===== Input for this task =====
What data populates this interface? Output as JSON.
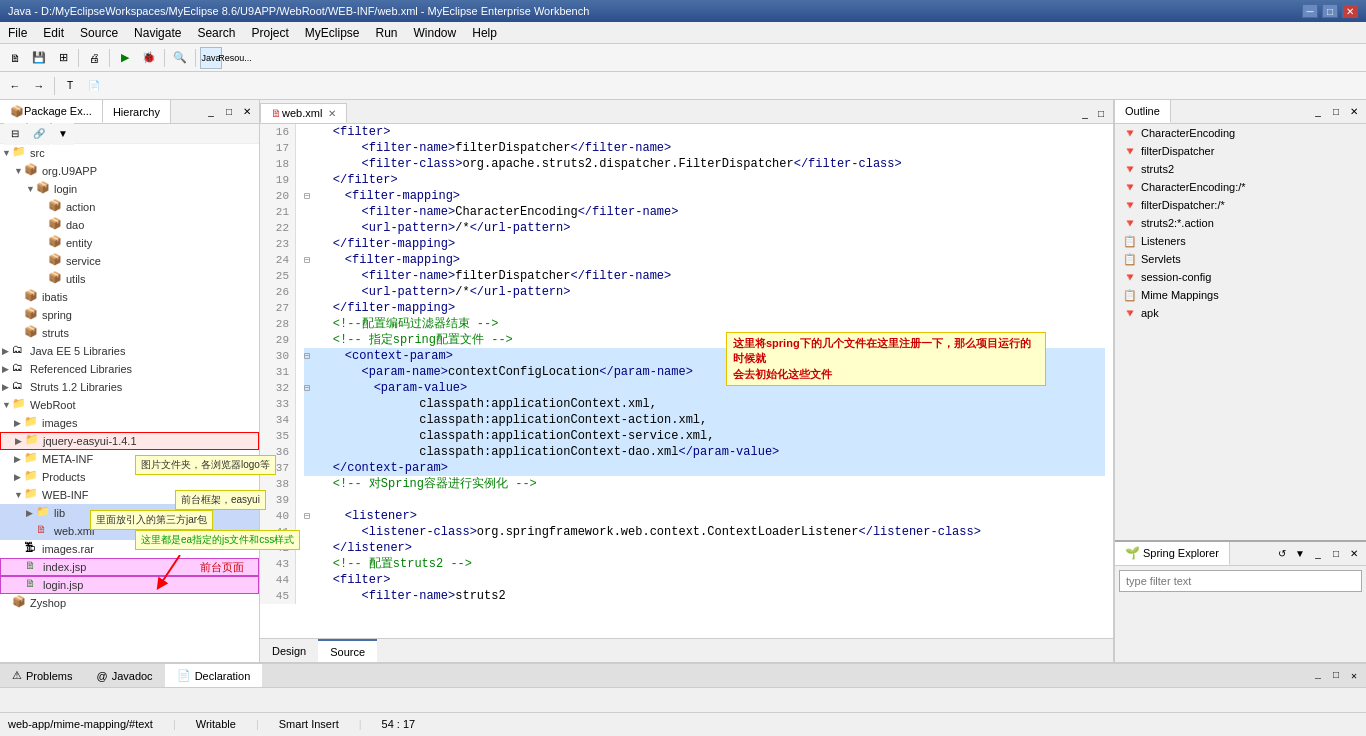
{
  "titlebar": {
    "title": "Java - D:/MyEclipseWorkspaces/MyEclipse 8.6/U9APP/WebRoot/WEB-INF/web.xml - MyEclipse Enterprise Workbench",
    "min": "─",
    "max": "□",
    "close": "✕"
  },
  "menubar": {
    "items": [
      "File",
      "Edit",
      "Source",
      "Navigate",
      "Search",
      "Project",
      "MyEclipse",
      "Run",
      "Window",
      "Help"
    ]
  },
  "left_panel": {
    "tabs": [
      {
        "label": "Package Ex...",
        "active": true
      },
      {
        "label": "Hierarchy",
        "active": false
      }
    ],
    "tree": [
      {
        "indent": 0,
        "arrow": "▼",
        "icon": "📁",
        "label": "src",
        "type": "folder"
      },
      {
        "indent": 1,
        "arrow": "▼",
        "icon": "📦",
        "label": "org.U9APP",
        "type": "package"
      },
      {
        "indent": 2,
        "arrow": "▼",
        "icon": "📦",
        "label": "login",
        "type": "package"
      },
      {
        "indent": 3,
        "arrow": "",
        "icon": "📦",
        "label": "action",
        "type": "package"
      },
      {
        "indent": 3,
        "arrow": "",
        "icon": "📦",
        "label": "dao",
        "type": "package"
      },
      {
        "indent": 3,
        "arrow": "",
        "icon": "📦",
        "label": "entity",
        "type": "package"
      },
      {
        "indent": 3,
        "arrow": "",
        "icon": "📦",
        "label": "service",
        "type": "package"
      },
      {
        "indent": 3,
        "arrow": "",
        "icon": "📦",
        "label": "utils",
        "type": "package"
      },
      {
        "indent": 1,
        "arrow": "",
        "icon": "📦",
        "label": "ibatis",
        "type": "package"
      },
      {
        "indent": 1,
        "arrow": "",
        "icon": "📦",
        "label": "spring",
        "type": "package"
      },
      {
        "indent": 1,
        "arrow": "",
        "icon": "📦",
        "label": "struts",
        "type": "package"
      },
      {
        "indent": 0,
        "arrow": "▶",
        "icon": "🗂",
        "label": "Java EE 5 Libraries",
        "type": "lib"
      },
      {
        "indent": 0,
        "arrow": "▶",
        "icon": "🗂",
        "label": "Referenced Libraries",
        "type": "lib"
      },
      {
        "indent": 0,
        "arrow": "▶",
        "icon": "🗂",
        "label": "Struts 1.2 Libraries",
        "type": "lib"
      },
      {
        "indent": 0,
        "arrow": "▼",
        "icon": "📁",
        "label": "WebRoot",
        "type": "folder"
      },
      {
        "indent": 1,
        "arrow": "▶",
        "icon": "📁",
        "label": "images",
        "type": "folder"
      },
      {
        "indent": 1,
        "arrow": "▶",
        "icon": "📁",
        "label": "jquery-easyui-1.4.1",
        "type": "folder",
        "highlighted": true
      },
      {
        "indent": 1,
        "arrow": "▶",
        "icon": "📁",
        "label": "META-INF",
        "type": "folder"
      },
      {
        "indent": 1,
        "arrow": "▶",
        "icon": "📁",
        "label": "Products",
        "type": "folder"
      },
      {
        "indent": 1,
        "arrow": "▼",
        "icon": "📁",
        "label": "WEB-INF",
        "type": "folder"
      },
      {
        "indent": 2,
        "arrow": "▶",
        "icon": "📁",
        "label": "lib",
        "type": "folder",
        "selected": true
      },
      {
        "indent": 2,
        "arrow": "",
        "icon": "🗎",
        "label": "web.xml",
        "type": "xml",
        "selected": true
      },
      {
        "indent": 1,
        "arrow": "",
        "icon": "🗜",
        "label": "images.rar",
        "type": "rar"
      },
      {
        "indent": 1,
        "arrow": "",
        "icon": "🗎",
        "label": "index.jsp",
        "type": "jsp",
        "highlighted2": true
      },
      {
        "indent": 1,
        "arrow": "",
        "icon": "🗎",
        "label": "login.jsp",
        "type": "jsp",
        "highlighted2": true
      },
      {
        "indent": 0,
        "arrow": "",
        "icon": "📦",
        "label": "Zyshop",
        "type": "package"
      }
    ],
    "annotation_images": "图片文件夹，各浏览器logo等",
    "annotation_easyui": "前台框架，easyui",
    "annotation_metainf": "里面放引入的第三方jar包",
    "annotation_lib": "这里都是ea指定的js文件和css样式",
    "annotation_frontend": "前台页面"
  },
  "editor": {
    "tabs": [
      {
        "label": "web.xml",
        "active": true,
        "modified": false
      }
    ],
    "lines": [
      {
        "num": 16,
        "code": "    <filter>"
      },
      {
        "num": 17,
        "code": "        <filter-name>filterDispatcher</filter-name>"
      },
      {
        "num": 18,
        "code": "        <filter-class>org.apache.struts2.dispatcher.FilterDispatcher</filter-class>"
      },
      {
        "num": 19,
        "code": "    </filter>"
      },
      {
        "num": 20,
        "code": "    <filter-mapping>",
        "fold": true
      },
      {
        "num": 21,
        "code": "        <filter-name>CharacterEncoding</filter-name>"
      },
      {
        "num": 22,
        "code": "        <url-pattern>/*</url-pattern>"
      },
      {
        "num": 23,
        "code": "    </filter-mapping>"
      },
      {
        "num": 24,
        "code": "    <filter-mapping>",
        "fold": true
      },
      {
        "num": 25,
        "code": "        <filter-name>filterDispatcher</filter-name>"
      },
      {
        "num": 26,
        "code": "        <url-pattern>/*</url-pattern>"
      },
      {
        "num": 27,
        "code": "    </filter-mapping>"
      },
      {
        "num": 28,
        "code": "    <!--配置编码过滤器结束 -->"
      },
      {
        "num": 29,
        "code": "    <!-- 指定spring配置文件 -->"
      },
      {
        "num": 30,
        "code": "    <context-param>",
        "fold": true
      },
      {
        "num": 31,
        "code": "        <param-name>contextConfigLocation</param-name>"
      },
      {
        "num": 32,
        "code": "        <param-value>",
        "fold": true
      },
      {
        "num": 33,
        "code": "                classpath:applicationContext.xml,"
      },
      {
        "num": 34,
        "code": "                classpath:applicationContext-action.xml,"
      },
      {
        "num": 35,
        "code": "                classpath:applicationContext-service.xml,"
      },
      {
        "num": 36,
        "code": "                classpath:applicationContext-dao.xml</param-value>"
      },
      {
        "num": 37,
        "code": "    </context-param>"
      },
      {
        "num": 38,
        "code": "    <!-- 对Spring容器进行实例化 -->"
      },
      {
        "num": 39,
        "code": ""
      },
      {
        "num": 40,
        "code": "    <listener>",
        "fold": true
      },
      {
        "num": 41,
        "code": "        <listener-class>org.springframework.web.context.ContextLoaderListener</listener-class>"
      },
      {
        "num": 42,
        "code": "    </listener>"
      },
      {
        "num": 43,
        "code": "    <!-- 配置struts2 -->"
      },
      {
        "num": 44,
        "code": "    <filter>"
      },
      {
        "num": 45,
        "code": "        <filter-name>struts2</filter-name>"
      }
    ],
    "annotation_spring": "这里将spring下的几个文件在这里注册一下，那么项目运行的时候就会去初始化这些文件",
    "bottom_tabs": [
      "Design",
      "Source"
    ]
  },
  "outline_panel": {
    "title": "Outline",
    "items": [
      {
        "icon": "🔻",
        "label": "CharacterEncoding"
      },
      {
        "icon": "🔻",
        "label": "filterDispatcher"
      },
      {
        "icon": "🔻",
        "label": "struts2"
      },
      {
        "icon": "🔻",
        "label": "CharacterEncoding:/*"
      },
      {
        "icon": "🔻",
        "label": "filterDispatcher:/*"
      },
      {
        "icon": "🔻",
        "label": "struts2:*.action"
      },
      {
        "icon": "📋",
        "label": "Listeners"
      },
      {
        "icon": "📋",
        "label": "Servlets"
      },
      {
        "icon": "🔻",
        "label": "session-config"
      },
      {
        "icon": "📋",
        "label": "Mime Mappings"
      },
      {
        "icon": "🔻",
        "label": "apk"
      }
    ]
  },
  "spring_explorer": {
    "title": "Spring Explorer",
    "search_placeholder": "type filter text"
  },
  "bottom_panels": {
    "tabs": [
      {
        "label": "Problems",
        "active": false
      },
      {
        "label": "Javadoc",
        "active": false
      },
      {
        "label": "Declaration",
        "active": true
      }
    ]
  },
  "statusbar": {
    "path": "web-app/mime-mapping/#text",
    "mode": "Writable",
    "insert": "Smart Insert",
    "position": "54 : 17"
  }
}
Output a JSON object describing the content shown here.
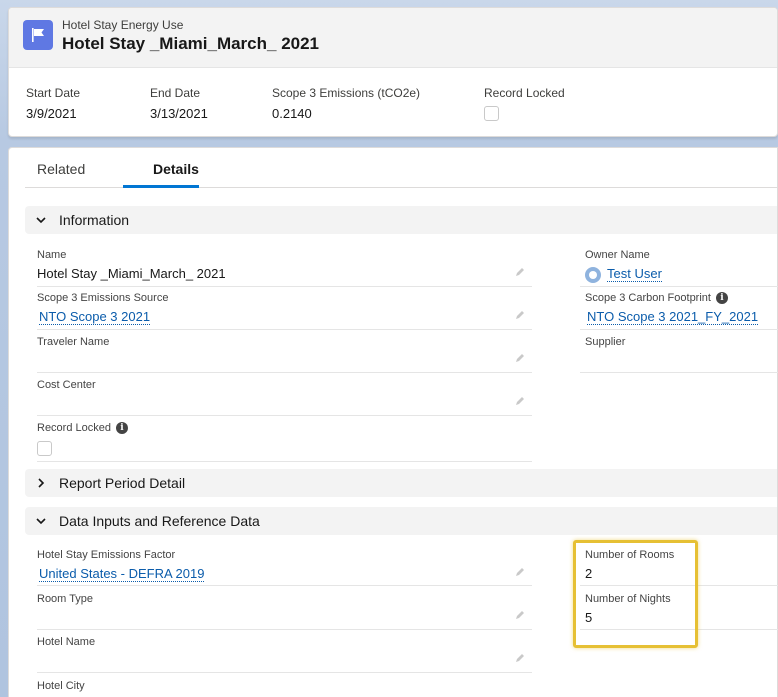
{
  "header": {
    "object_label": "Hotel Stay Energy Use",
    "record_title": "Hotel Stay _Miami_March_ 2021",
    "fields": [
      {
        "label": "Start Date",
        "value": "3/9/2021"
      },
      {
        "label": "End Date",
        "value": "3/13/2021"
      },
      {
        "label": "Scope 3 Emissions (tCO2e)",
        "value": "0.2140"
      },
      {
        "label": "Record Locked",
        "value": ""
      }
    ],
    "icon": "flag-icon",
    "accent_color": "#5f78e3"
  },
  "tabs": [
    {
      "label": "Related"
    },
    {
      "label": "Details"
    }
  ],
  "sections": {
    "information": {
      "title": "Information",
      "name_label": "Name",
      "name_value": "Hotel Stay _Miami_March_ 2021",
      "owner_label": "Owner Name",
      "owner_value": "Test User",
      "source_label": "Scope 3 Emissions Source",
      "source_value": "NTO Scope 3 2021",
      "footprint_label": "Scope 3 Carbon Footprint",
      "footprint_value": "NTO Scope 3 2021_FY_2021",
      "traveler_label": "Traveler Name",
      "supplier_label": "Supplier",
      "cost_center_label": "Cost Center",
      "record_locked_label": "Record Locked"
    },
    "report_period": {
      "title": "Report Period Detail"
    },
    "data_inputs": {
      "title": "Data Inputs and Reference Data",
      "factor_label": "Hotel Stay Emissions Factor",
      "factor_value": "United States - DEFRA 2019",
      "rooms_label": "Number of Rooms",
      "rooms_value": "2",
      "room_type_label": "Room Type",
      "nights_label": "Number of Nights",
      "nights_value": "5",
      "hotel_name_label": "Hotel Name",
      "hotel_city_label": "Hotel City"
    }
  },
  "colors": {
    "link": "#0b5cab",
    "tab_active": "#0176d3",
    "highlight": "#e6c034"
  }
}
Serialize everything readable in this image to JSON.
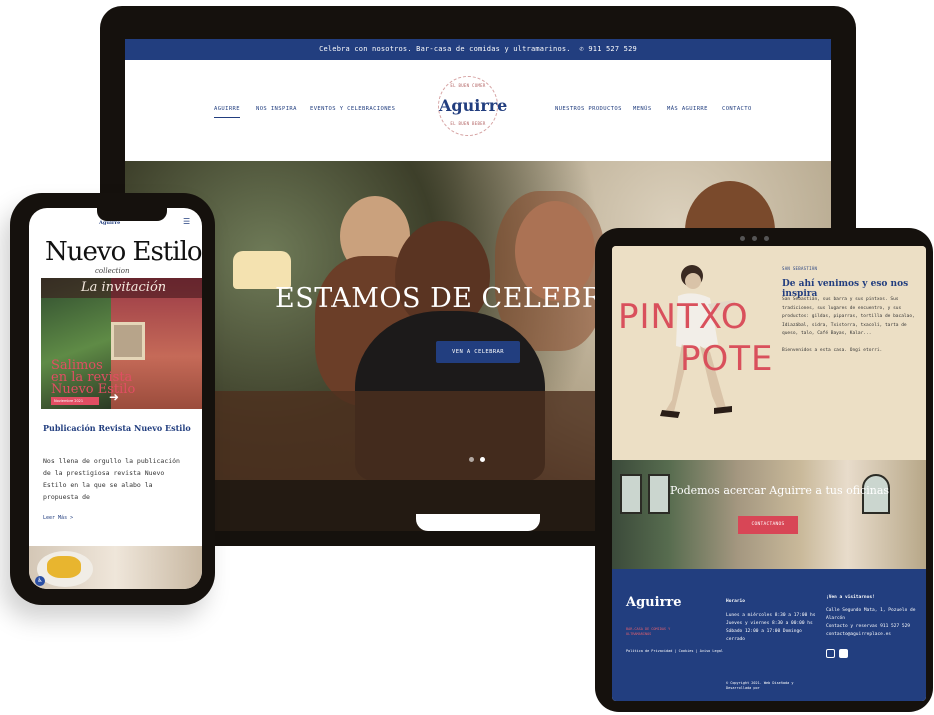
{
  "laptop": {
    "topbar": {
      "text": "Celebra con nosotros. Bar-casa de comidas y ultramarinos.",
      "phone": "911 527 529"
    },
    "nav_left": [
      "AGUIRRE",
      "NOS INSPIRA",
      "EVENTOS Y CELEBRACIONES"
    ],
    "nav_right": [
      "NUESTROS PRODUCTOS",
      "MENÚS",
      "MÁS AGUIRRE",
      "CONTACTO"
    ],
    "logo": {
      "wordmark": "Aguirre",
      "small_top": "EL BUEN COMER",
      "small_bottom": "EL BUEN BEBER"
    },
    "hero": {
      "title": "ESTAMOS DE CELEBRAC",
      "button": "VEN A CELEBRAR"
    }
  },
  "phone": {
    "logo": "Aguirre",
    "magazine_title": "Nuevo Estilo",
    "magazine_sub": "collection",
    "cover_title": "La invitación",
    "cover_overlay_1": "Salimos",
    "cover_overlay_2": "en la revista",
    "cover_overlay_3": "Nuevo Estilo",
    "cover_date": "Noviembre 2021",
    "post_title": "Publicación Revista Nuevo Estilo",
    "post_body": "Nos llena de orgullo la publicación de la prestigiosa revista Nuevo Estilo en la que se alabo la propuesta de",
    "read_more": "Leer Más >"
  },
  "tablet": {
    "pintxo": "PINTXO",
    "pote": "POTE",
    "kicker": "SAN SEBASTIÁN",
    "heading": "De ahí venimos y eso nos inspira",
    "body": "San Sebastián, sus barra y sus pintxos. Sus tradiciones, sus lugares de encuentro, y sus productos: gildas, piparras, tortilla de bacalao, Idiazábal, sidra, Txistorra, txacolí, tarta de queso, talo, Café Bayas, Kalar...",
    "welcome": "Bienvenidos a esta casa. Ongi etorri.",
    "banner_title": "Podemos acercar Aguirre a tus oficinas",
    "banner_button": "CONTACTANOS",
    "footer": {
      "logo": "Aguirre",
      "tagline": "BAR-CASA DE COMIDAS Y ULTRAMARINOS",
      "legal": "Política de Privacidad | Cookies | Aviso Legal",
      "hours_title": "Horario",
      "hours": "Lunes a miércoles 8:30 a 17:00 hs Jueves y viernes 8:30 a 00:00 hs Sábado 12:00 a 17:00 Domingo cerrado",
      "visit_title": "¡Ven a visitarnos!",
      "address": "Calle Segundo Mata, 1, Pozuelo de Alarcón",
      "contact": "Contacto y reservas 911 527 529 contacto@aguirreplace.es",
      "copyright": "© Copyright 2021. Web Diseñada y Desarrollada por"
    }
  },
  "colors": {
    "navy": "#223e7f",
    "coral": "#d9505c",
    "cream": "#ecdfc5",
    "device": "#15110d"
  }
}
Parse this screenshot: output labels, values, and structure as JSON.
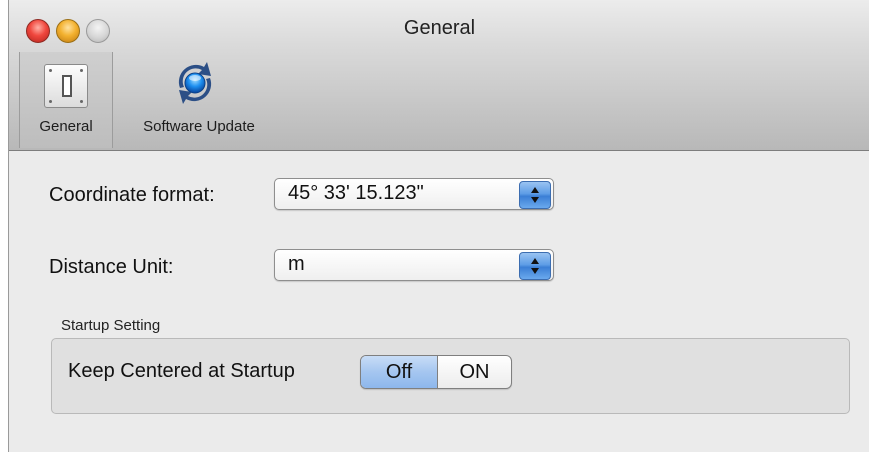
{
  "window": {
    "title": "General"
  },
  "toolbar": {
    "items": [
      {
        "label": "General",
        "icon": "light-switch-icon",
        "selected": true
      },
      {
        "label": "Software Update",
        "icon": "refresh-sync-icon",
        "selected": false
      }
    ]
  },
  "coordinate": {
    "label": "Coordinate format:",
    "value": "45° 33' 15.123\""
  },
  "distance": {
    "label": "Distance Unit:",
    "value": "m"
  },
  "startup": {
    "group_label": "Startup Setting",
    "keep_label": "Keep Centered at Startup",
    "off_label": "Off",
    "on_label": "ON",
    "selected": "Off"
  },
  "colors": {
    "popup_arrow_blue": "#4f8fe0",
    "segment_selected": "#a5c6f0",
    "close_button": "#f0473e",
    "minimize_button": "#f3b12f"
  }
}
=====
## Given instruction
Gather all lines of the records that include the word "WebRoot".

## Solution below
    "title": "Java - D:/MyEclipseWorkspaces/MyEclipse 8.6/U9APP/WebRoot/WEB-INF/web.xml - MyEclipse Enterprise Workbench",
        "label": "WebRoot",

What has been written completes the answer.